━━━━━ Information supplied ━━━━━
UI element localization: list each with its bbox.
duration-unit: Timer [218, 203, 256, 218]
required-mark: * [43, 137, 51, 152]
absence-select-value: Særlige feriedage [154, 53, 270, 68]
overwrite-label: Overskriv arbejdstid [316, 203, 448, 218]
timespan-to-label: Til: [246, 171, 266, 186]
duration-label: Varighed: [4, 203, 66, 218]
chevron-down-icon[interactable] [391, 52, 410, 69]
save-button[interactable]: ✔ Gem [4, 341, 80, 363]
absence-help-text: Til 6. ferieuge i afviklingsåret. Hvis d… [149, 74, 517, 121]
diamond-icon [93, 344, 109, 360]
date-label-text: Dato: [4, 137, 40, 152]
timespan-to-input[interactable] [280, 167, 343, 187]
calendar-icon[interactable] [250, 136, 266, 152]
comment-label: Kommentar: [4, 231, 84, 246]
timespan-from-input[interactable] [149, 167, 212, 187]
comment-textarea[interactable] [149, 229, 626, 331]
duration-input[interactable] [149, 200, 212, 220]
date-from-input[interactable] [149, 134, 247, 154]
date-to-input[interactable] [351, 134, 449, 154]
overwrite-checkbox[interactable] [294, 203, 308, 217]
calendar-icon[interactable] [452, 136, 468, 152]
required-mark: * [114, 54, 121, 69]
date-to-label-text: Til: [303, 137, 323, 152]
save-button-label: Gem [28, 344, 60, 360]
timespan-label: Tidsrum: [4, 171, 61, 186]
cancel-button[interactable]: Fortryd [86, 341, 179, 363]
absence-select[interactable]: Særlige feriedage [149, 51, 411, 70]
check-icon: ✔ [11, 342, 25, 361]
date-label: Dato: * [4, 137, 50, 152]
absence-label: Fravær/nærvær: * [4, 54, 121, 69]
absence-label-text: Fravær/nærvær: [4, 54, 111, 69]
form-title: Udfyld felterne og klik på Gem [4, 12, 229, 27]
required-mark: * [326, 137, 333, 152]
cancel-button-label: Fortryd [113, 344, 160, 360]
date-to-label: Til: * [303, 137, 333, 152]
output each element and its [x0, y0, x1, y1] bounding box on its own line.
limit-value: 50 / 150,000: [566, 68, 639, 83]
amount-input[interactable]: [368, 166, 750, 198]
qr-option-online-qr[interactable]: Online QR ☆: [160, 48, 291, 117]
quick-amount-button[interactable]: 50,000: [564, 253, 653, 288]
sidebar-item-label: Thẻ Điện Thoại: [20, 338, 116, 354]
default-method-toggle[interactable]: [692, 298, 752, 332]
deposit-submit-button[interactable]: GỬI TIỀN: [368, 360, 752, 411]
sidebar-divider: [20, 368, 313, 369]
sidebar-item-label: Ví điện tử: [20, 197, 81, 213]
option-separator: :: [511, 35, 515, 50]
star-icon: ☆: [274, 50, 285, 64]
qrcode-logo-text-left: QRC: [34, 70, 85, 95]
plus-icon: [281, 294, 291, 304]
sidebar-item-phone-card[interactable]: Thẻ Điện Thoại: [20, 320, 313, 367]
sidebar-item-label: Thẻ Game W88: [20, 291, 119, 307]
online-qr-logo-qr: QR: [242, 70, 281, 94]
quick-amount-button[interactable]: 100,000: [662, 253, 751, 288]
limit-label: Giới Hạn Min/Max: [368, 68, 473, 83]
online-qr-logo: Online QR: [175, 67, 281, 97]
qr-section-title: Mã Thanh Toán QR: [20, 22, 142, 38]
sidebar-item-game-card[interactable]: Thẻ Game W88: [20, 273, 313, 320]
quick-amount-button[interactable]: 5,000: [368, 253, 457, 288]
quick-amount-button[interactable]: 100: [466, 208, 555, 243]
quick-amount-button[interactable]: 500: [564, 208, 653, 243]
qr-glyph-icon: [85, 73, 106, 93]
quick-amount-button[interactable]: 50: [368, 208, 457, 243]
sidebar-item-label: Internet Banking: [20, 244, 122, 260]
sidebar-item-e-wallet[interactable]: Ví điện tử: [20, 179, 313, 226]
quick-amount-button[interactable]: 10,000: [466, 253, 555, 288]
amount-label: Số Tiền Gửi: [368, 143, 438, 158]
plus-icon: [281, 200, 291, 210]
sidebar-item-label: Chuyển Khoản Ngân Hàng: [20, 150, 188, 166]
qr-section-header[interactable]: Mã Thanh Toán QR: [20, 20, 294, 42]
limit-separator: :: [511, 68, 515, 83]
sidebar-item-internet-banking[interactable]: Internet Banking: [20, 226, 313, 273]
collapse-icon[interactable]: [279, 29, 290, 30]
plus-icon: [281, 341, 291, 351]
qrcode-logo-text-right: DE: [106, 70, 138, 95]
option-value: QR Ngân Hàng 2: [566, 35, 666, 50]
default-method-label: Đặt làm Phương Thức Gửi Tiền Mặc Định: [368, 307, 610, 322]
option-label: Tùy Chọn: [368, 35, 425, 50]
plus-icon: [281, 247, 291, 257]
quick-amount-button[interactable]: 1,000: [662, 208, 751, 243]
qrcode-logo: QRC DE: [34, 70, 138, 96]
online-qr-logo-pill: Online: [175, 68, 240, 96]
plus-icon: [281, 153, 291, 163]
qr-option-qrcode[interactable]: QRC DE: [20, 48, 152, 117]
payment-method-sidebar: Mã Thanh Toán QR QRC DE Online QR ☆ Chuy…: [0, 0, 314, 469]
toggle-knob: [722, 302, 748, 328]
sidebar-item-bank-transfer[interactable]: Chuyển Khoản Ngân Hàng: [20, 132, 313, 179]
━━━━━
[Your objective] Please write out every line of the records above again, unchanged, from the first to the last.

[Finished answer]
UI element localization: list each with its bbox.
duration-unit: Timer [218, 203, 256, 218]
required-mark: * [43, 137, 51, 152]
absence-select-value: Særlige feriedage [154, 53, 270, 68]
overwrite-label: Overskriv arbejdstid [316, 203, 448, 218]
timespan-to-label: Til: [246, 171, 266, 186]
duration-label: Varighed: [4, 203, 66, 218]
chevron-down-icon[interactable] [391, 52, 410, 69]
save-button[interactable]: ✔ Gem [4, 341, 80, 363]
absence-help-text: Til 6. ferieuge i afviklingsåret. Hvis d… [149, 74, 517, 121]
diamond-icon [93, 344, 109, 360]
date-label-text: Dato: [4, 137, 40, 152]
timespan-to-input[interactable] [280, 167, 343, 187]
calendar-icon[interactable] [250, 136, 266, 152]
comment-label: Kommentar: [4, 231, 84, 246]
timespan-from-input[interactable] [149, 167, 212, 187]
comment-textarea[interactable] [149, 229, 626, 331]
duration-input[interactable] [149, 200, 212, 220]
date-from-input[interactable] [149, 134, 247, 154]
date-to-input[interactable] [351, 134, 449, 154]
overwrite-checkbox[interactable] [294, 203, 308, 217]
calendar-icon[interactable] [452, 136, 468, 152]
required-mark: * [114, 54, 121, 69]
date-to-label-text: Til: [303, 137, 323, 152]
save-button-label: Gem [28, 344, 60, 360]
timespan-label: Tidsrum: [4, 171, 61, 186]
cancel-button[interactable]: Fortryd [86, 341, 179, 363]
absence-select[interactable]: Særlige feriedage [149, 51, 411, 70]
check-icon: ✔ [11, 342, 25, 361]
date-label: Dato: * [4, 137, 50, 152]
absence-label: Fravær/nærvær: * [4, 54, 121, 69]
absence-label-text: Fravær/nærvær: [4, 54, 111, 69]
form-title: Udfyld felterne og klik på Gem [4, 12, 229, 27]
required-mark: * [326, 137, 333, 152]
cancel-button-label: Fortryd [113, 344, 160, 360]
date-to-label: Til: * [303, 137, 333, 152]
output each element and its [x0, y0, x1, y1] bounding box on its own line.
limit-value: 50 / 150,000: [566, 68, 639, 83]
amount-input[interactable]: [368, 166, 750, 198]
qr-option-online-qr[interactable]: Online QR ☆: [160, 48, 291, 117]
quick-amount-button[interactable]: 50,000: [564, 253, 653, 288]
sidebar-item-label: Thẻ Điện Thoại: [20, 338, 116, 354]
default-method-toggle[interactable]: [692, 298, 752, 332]
deposit-submit-button[interactable]: GỬI TIỀN: [368, 360, 752, 411]
sidebar-divider: [20, 368, 313, 369]
sidebar-item-label: Ví điện tử: [20, 197, 81, 213]
option-separator: :: [511, 35, 515, 50]
star-icon: ☆: [274, 50, 285, 64]
qrcode-logo-text-left: QRC: [34, 70, 85, 95]
plus-icon: [281, 294, 291, 304]
sidebar-item-phone-card[interactable]: Thẻ Điện Thoại: [20, 320, 313, 367]
sidebar-item-label: Thẻ Game W88: [20, 291, 119, 307]
online-qr-logo-qr: QR: [242, 70, 281, 94]
quick-amount-button[interactable]: 100,000: [662, 253, 751, 288]
limit-label: Giới Hạn Min/Max: [368, 68, 473, 83]
online-qr-logo: Online QR: [175, 67, 281, 97]
qr-section-title: Mã Thanh Toán QR: [20, 22, 142, 38]
sidebar-item-game-card[interactable]: Thẻ Game W88: [20, 273, 313, 320]
quick-amount-button[interactable]: 5,000: [368, 253, 457, 288]
quick-amount-button[interactable]: 100: [466, 208, 555, 243]
quick-amount-button[interactable]: 500: [564, 208, 653, 243]
qr-glyph-icon: [85, 73, 106, 93]
quick-amount-button[interactable]: 50: [368, 208, 457, 243]
sidebar-item-label: Internet Banking: [20, 244, 122, 260]
sidebar-item-e-wallet[interactable]: Ví điện tử: [20, 179, 313, 226]
quick-amount-button[interactable]: 10,000: [466, 253, 555, 288]
amount-label: Số Tiền Gửi: [368, 143, 438, 158]
plus-icon: [281, 200, 291, 210]
sidebar-item-label: Chuyển Khoản Ngân Hàng: [20, 150, 188, 166]
qr-section-header[interactable]: Mã Thanh Toán QR: [20, 20, 294, 42]
limit-separator: :: [511, 68, 515, 83]
sidebar-item-internet-banking[interactable]: Internet Banking: [20, 226, 313, 273]
collapse-icon[interactable]: [279, 29, 290, 30]
plus-icon: [281, 341, 291, 351]
qrcode-logo-text-right: DE: [106, 70, 138, 95]
option-value: QR Ngân Hàng 2: [566, 35, 666, 50]
default-method-label: Đặt làm Phương Thức Gửi Tiền Mặc Định: [368, 307, 610, 322]
option-label: Tùy Chọn: [368, 35, 425, 50]
plus-icon: [281, 247, 291, 257]
quick-amount-button[interactable]: 1,000: [662, 208, 751, 243]
qrcode-logo: QRC DE: [34, 70, 138, 96]
online-qr-logo-pill: Online: [175, 68, 240, 96]
plus-icon: [281, 153, 291, 163]
qr-option-qrcode[interactable]: QRC DE: [20, 48, 152, 117]
payment-method-sidebar: Mã Thanh Toán QR QRC DE Online QR ☆ Chuy…: [0, 0, 314, 469]
toggle-knob: [722, 302, 748, 328]
sidebar-item-bank-transfer[interactable]: Chuyển Khoản Ngân Hàng: [20, 132, 313, 179]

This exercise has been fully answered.